Start of Records for the exercise

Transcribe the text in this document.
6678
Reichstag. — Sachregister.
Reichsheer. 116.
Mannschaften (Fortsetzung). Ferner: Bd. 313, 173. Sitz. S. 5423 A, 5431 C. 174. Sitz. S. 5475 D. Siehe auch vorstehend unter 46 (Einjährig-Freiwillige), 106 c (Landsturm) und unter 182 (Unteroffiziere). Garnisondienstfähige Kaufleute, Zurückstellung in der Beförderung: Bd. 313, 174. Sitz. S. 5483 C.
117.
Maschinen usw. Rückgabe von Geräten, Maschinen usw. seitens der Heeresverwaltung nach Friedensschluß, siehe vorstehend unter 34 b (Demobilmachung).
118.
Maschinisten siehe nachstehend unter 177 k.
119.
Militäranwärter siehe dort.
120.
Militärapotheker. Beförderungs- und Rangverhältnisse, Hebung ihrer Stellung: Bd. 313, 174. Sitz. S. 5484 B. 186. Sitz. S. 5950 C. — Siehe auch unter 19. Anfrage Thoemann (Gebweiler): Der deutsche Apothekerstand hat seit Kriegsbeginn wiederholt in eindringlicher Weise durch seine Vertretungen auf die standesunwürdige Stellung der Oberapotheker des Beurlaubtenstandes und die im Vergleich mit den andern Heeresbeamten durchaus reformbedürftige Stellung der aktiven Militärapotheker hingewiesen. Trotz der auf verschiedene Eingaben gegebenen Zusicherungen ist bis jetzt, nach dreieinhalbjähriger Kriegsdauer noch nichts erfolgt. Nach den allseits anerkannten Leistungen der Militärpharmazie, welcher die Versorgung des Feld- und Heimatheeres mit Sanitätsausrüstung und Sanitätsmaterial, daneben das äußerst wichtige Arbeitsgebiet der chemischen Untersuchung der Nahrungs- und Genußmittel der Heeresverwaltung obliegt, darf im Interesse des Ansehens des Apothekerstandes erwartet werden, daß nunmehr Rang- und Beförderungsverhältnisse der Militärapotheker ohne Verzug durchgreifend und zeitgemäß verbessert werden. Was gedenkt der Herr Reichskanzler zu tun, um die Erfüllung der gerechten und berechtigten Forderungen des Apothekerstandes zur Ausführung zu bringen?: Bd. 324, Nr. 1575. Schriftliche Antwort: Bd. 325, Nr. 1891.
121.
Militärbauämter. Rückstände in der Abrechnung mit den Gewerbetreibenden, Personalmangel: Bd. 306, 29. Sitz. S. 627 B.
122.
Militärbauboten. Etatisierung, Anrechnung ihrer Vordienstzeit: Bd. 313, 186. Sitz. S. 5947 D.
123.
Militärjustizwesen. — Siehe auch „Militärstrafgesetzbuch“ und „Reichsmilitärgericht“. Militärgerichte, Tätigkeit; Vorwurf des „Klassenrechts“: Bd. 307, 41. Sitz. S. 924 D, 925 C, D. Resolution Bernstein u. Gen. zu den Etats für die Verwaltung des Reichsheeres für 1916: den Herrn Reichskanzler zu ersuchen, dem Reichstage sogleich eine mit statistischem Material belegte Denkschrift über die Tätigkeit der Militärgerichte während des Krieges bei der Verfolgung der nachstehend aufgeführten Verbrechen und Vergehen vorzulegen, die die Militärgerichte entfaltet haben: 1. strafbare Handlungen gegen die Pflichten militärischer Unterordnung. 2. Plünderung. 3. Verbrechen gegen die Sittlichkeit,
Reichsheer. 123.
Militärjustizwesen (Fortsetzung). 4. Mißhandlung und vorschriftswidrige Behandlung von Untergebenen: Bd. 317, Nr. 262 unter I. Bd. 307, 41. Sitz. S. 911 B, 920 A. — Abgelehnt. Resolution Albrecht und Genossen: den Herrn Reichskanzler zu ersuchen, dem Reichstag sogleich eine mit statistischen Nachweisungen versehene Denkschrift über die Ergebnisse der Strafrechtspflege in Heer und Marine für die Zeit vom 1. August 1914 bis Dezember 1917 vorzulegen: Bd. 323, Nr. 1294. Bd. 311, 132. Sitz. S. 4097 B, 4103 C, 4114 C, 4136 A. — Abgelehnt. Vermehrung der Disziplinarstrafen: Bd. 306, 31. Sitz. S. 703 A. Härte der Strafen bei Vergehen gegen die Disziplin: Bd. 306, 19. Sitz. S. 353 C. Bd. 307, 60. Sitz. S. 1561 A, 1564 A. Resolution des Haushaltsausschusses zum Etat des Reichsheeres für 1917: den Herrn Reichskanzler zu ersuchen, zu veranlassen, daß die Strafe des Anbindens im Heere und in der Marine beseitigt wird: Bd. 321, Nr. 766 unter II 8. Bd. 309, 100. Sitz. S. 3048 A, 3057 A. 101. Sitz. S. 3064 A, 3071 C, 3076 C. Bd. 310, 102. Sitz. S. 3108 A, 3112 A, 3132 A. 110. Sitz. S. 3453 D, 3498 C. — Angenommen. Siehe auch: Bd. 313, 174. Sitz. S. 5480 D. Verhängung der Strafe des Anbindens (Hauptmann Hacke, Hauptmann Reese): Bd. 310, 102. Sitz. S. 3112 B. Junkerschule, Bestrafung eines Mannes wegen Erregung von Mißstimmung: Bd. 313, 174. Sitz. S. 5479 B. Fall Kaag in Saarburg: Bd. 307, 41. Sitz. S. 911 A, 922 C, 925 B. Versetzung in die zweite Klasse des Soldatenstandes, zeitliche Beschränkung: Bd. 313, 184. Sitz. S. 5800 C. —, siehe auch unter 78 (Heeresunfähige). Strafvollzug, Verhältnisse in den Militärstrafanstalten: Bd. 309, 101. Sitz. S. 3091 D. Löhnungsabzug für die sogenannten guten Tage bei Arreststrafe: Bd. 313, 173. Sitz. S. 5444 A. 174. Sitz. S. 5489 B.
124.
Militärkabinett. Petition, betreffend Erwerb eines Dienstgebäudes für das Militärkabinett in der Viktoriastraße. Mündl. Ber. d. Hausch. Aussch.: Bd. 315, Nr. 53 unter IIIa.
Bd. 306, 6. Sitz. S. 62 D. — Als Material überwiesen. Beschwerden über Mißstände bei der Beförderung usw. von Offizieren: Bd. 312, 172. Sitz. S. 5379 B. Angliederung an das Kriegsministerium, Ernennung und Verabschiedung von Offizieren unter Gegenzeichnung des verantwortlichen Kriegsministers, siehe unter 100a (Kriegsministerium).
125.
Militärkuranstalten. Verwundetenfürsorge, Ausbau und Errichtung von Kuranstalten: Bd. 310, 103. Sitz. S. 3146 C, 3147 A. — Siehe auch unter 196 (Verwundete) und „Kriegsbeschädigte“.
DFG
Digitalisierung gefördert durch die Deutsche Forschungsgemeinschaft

End of Records for the exercise

Exercise: If the word "vorstehend" appears in a line above, copy that line.

Task result:
Mannschaften (Fortsetzung). Ferner: Bd. 313, 173. Sitz. S. 5423 A, 5431 C. 174. Sitz. S. 5475 D. Siehe auch vorstehend unter 46 (Einjährig-Freiwillige), 106 c (Landsturm) und unter 182 (Unteroffiziere). Garnisondienstfähige Kaufleute, Zurückstellung in der Beförderung: Bd. 313, 174. Sitz. S. 5483 C.
Maschinen usw. Rückgabe von Geräten, Maschinen usw. seitens der Heeresverwaltung nach Friedensschluß, siehe vorstehend unter 34 b (Demobilmachung).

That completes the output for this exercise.